**KURZE AUFGABE 1**: Nenne alle geografischen Namen für Länder, Regionen, Kontinente oder Wüsten, die der Text über das Gas-Abfackeln in Nigeria erwähnt.

Aufgrund des Drucks der Öffentlichkeit und heimischer wie auch internationaler Umwelt- und Menschenrechtsorganisationen haben Politik und Wirtschaft das Gas-Abfackeln in Nigeria im Verhältnis zu früher deutlich reduziert. Wobei ein wichtiger Faktor dieser Entwicklung sicherlich darin besteht, daß Nigeria jährlich schätzungsweise zwei Milliarden Dollar Einnahmeverluste verzeichnet, wenn das Gas ungenutzt verbrannt wird. Außerdem ist die europäische Union an dem nigerianischen Erdgas interessiert. Es soll über eine Pipeline, die quer über die Sahara verlegt wird, nach Europa befördert werden. Insofern können die Bewohner des Nigerdeltas davon ausgehen, daß, wenn ihre Appelle schon nichts bewegt haben, zumindest das Geld die Aufmerksamkeit der Verantwortlichen erregt und sie es in der Aussicht auf gute Geschäfte auch mit dem Beenden des Gas-Abfackelns ernst meinen.

**KURZE AUFGABE 2**: Ordne die Zeilen der Datensätze von der ersten Zeile bis einschließlich der Zeile mit „bar-segment (111, 512, 134, 541)“ als JSON-Liste von Zeichenketten an, eine Zeichenkette pro Zeile, ohne Leerzeilen.

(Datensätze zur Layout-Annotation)
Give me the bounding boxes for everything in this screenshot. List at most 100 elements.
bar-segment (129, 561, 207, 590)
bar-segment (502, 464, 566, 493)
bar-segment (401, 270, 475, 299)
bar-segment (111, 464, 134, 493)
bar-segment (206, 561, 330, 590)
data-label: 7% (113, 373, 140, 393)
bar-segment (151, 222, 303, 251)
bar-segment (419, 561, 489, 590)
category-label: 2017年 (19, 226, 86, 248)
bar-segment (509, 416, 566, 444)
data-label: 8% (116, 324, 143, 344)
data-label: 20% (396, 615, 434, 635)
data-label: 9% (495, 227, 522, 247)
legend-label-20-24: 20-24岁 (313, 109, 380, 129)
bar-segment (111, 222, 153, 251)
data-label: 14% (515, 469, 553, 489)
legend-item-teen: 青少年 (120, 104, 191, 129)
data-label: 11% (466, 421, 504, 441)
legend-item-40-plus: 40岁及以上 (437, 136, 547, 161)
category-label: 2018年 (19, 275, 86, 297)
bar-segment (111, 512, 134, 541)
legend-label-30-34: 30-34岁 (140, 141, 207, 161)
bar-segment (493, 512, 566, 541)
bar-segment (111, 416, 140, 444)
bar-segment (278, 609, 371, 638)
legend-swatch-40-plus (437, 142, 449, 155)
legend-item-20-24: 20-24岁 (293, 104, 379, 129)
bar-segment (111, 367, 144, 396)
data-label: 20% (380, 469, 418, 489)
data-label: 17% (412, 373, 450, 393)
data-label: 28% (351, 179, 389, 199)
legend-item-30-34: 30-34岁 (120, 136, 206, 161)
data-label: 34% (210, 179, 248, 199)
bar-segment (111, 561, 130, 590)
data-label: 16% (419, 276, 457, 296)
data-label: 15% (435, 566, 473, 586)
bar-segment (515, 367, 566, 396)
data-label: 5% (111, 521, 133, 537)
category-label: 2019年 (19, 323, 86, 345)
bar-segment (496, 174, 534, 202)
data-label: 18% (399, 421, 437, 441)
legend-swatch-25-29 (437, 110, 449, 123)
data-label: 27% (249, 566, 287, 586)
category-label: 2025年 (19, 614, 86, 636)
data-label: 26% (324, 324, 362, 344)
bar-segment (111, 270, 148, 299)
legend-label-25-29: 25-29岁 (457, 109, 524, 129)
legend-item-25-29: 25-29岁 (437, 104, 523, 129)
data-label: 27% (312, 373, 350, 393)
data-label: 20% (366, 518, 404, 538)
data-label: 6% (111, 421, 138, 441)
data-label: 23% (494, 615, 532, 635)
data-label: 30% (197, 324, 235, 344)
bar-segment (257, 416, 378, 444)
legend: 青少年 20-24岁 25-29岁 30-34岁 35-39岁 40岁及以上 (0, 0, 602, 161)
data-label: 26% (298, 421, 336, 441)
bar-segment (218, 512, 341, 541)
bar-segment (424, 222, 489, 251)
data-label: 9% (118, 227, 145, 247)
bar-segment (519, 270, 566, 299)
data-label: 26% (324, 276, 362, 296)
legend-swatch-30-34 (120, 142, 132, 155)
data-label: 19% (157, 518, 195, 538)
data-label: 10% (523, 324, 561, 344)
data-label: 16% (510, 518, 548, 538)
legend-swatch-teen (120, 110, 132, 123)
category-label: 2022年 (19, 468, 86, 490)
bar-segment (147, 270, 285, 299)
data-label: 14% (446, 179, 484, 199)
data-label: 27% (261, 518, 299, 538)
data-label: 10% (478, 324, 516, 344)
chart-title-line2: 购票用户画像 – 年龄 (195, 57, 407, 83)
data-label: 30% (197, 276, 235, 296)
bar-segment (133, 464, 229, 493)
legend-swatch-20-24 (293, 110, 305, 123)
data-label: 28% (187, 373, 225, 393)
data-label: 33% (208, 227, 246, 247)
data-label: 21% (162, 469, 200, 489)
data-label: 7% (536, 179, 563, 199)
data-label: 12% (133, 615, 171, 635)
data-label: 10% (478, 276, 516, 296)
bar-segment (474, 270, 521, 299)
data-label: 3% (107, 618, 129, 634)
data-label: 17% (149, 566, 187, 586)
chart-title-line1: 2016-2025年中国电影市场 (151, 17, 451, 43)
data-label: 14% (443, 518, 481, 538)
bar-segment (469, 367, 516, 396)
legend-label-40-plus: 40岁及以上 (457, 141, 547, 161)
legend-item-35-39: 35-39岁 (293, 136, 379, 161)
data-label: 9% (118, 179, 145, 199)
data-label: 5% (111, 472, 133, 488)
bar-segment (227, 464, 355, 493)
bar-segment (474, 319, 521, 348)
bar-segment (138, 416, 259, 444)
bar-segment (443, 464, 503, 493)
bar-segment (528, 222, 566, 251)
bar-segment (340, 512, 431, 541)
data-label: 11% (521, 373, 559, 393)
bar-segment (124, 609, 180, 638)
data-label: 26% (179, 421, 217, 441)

**RICHTIGES ERGEBNIS 1**: Nigeria, Sahara, Europa, Nigerdelta

**RICHTIGES ERGEBNIS 2**:
[
  "Give me the bounding boxes for everything in this screenshot. List at most 100 elements.",
  "bar-segment (129, 561, 207, 590)",
  "bar-segment (502, 464, 566, 493)",
  "bar-segment (401, 270, 475, 299)",
  "bar-segment (111, 464, 134, 493)",
  "bar-segment (206, 561, 330, 590)",
  "data-label: 7% (113, 373, 140, 393)",
  "bar-segment (151, 222, 303, 251)",
  "bar-segment (419, 561, 489, 590)",
  "category-label: 2017年 (19, 226, 86, 248)",
  "bar-segment (509, 416, 566, 444)",
  "data-label: 8% (116, 324, 143, 344)",
  "data-label: 20% (396, 615, 434, 635)",
  "data-label: 9% (495, 227, 522, 247)",
  "legend-label-20-24: 20-24岁 (313, 109, 380, 129)",
  "bar-segment (111, 222, 153, 251)",
  "data-label: 14% (515, 469, 553, 489)",
  "legend-item-teen: 青少年 (120, 104, 191, 129)",
  "data-label: 11% (466, 421, 504, 441)",
  "legend-item-40-plus: 40岁及以上 (437, 136, 547, 161)",
  "category-label: 2018年 (19, 275, 86, 297)",
  "bar-segment (111, 512, 134, 541)"
]